=== Source data ===

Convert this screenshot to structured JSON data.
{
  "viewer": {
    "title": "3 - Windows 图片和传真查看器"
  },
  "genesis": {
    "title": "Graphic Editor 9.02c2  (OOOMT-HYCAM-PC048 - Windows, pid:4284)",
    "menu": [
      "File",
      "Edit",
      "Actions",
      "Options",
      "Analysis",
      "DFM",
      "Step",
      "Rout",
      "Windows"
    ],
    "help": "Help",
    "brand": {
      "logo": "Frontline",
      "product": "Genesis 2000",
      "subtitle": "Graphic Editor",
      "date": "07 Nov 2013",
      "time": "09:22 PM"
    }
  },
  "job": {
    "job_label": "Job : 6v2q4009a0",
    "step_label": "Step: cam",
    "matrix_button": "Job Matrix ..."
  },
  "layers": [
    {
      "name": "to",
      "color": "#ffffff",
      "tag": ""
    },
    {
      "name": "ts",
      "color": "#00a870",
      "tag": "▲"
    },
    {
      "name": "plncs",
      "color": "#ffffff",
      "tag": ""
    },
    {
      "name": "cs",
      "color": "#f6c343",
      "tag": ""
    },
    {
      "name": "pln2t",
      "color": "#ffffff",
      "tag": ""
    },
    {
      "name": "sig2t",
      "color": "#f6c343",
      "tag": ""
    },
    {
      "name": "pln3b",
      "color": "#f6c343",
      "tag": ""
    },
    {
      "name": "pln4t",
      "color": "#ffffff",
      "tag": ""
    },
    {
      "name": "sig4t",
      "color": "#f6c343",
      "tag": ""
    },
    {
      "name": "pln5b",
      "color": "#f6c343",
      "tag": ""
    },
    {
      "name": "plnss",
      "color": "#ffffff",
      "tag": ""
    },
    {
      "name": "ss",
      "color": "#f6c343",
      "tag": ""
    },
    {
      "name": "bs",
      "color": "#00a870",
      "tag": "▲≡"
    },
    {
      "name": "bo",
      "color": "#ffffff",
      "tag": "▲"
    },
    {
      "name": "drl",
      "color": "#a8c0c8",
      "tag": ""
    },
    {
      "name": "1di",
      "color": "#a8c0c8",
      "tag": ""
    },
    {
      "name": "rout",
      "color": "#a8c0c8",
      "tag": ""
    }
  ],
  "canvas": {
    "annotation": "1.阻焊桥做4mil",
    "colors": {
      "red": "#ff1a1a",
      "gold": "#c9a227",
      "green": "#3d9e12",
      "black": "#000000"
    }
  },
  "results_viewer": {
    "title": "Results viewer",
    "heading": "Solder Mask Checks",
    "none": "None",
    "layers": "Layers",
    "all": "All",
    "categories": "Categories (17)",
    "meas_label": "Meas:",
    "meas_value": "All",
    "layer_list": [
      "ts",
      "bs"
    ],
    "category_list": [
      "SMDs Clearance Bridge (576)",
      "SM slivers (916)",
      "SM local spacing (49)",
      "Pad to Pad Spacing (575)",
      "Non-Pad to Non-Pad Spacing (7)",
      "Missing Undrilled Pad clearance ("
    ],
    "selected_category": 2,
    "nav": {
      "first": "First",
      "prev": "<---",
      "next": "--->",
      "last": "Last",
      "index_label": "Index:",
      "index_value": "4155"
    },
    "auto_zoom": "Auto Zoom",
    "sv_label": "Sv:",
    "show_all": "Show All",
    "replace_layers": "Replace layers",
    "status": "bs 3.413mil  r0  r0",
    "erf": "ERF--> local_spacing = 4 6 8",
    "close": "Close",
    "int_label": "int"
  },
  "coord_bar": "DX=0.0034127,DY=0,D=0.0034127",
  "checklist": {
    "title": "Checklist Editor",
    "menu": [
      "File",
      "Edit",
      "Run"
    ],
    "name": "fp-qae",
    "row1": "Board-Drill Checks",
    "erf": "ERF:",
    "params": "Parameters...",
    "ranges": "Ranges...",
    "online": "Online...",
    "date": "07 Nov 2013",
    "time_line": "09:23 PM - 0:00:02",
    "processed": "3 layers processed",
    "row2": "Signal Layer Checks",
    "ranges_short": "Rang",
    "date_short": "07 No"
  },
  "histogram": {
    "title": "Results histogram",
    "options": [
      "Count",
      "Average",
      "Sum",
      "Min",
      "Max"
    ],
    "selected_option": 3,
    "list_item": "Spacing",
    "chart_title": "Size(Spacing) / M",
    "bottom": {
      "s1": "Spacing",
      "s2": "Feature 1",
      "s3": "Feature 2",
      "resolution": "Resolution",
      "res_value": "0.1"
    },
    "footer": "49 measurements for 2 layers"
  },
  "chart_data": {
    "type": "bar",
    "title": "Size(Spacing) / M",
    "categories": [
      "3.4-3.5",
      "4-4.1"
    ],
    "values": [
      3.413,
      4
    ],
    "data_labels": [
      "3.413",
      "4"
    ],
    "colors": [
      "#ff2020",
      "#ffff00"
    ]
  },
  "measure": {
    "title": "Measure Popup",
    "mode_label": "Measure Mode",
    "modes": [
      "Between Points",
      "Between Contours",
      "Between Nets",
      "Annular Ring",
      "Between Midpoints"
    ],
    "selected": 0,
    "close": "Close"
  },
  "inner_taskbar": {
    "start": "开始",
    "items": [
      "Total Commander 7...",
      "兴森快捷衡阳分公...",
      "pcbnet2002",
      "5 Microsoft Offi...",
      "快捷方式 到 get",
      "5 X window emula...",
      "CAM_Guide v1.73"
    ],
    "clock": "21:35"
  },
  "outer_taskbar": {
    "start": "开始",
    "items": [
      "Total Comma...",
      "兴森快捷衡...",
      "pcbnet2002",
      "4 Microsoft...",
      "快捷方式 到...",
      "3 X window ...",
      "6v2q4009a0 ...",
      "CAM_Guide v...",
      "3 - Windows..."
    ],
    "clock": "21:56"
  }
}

=== Exercise instructions ===
Using the records above, copy each line that contains "Between".

=== Answer to the exercise ===
      "Between Points",
      "Between Contours",
      "Between Nets",
      "Between Midpoints"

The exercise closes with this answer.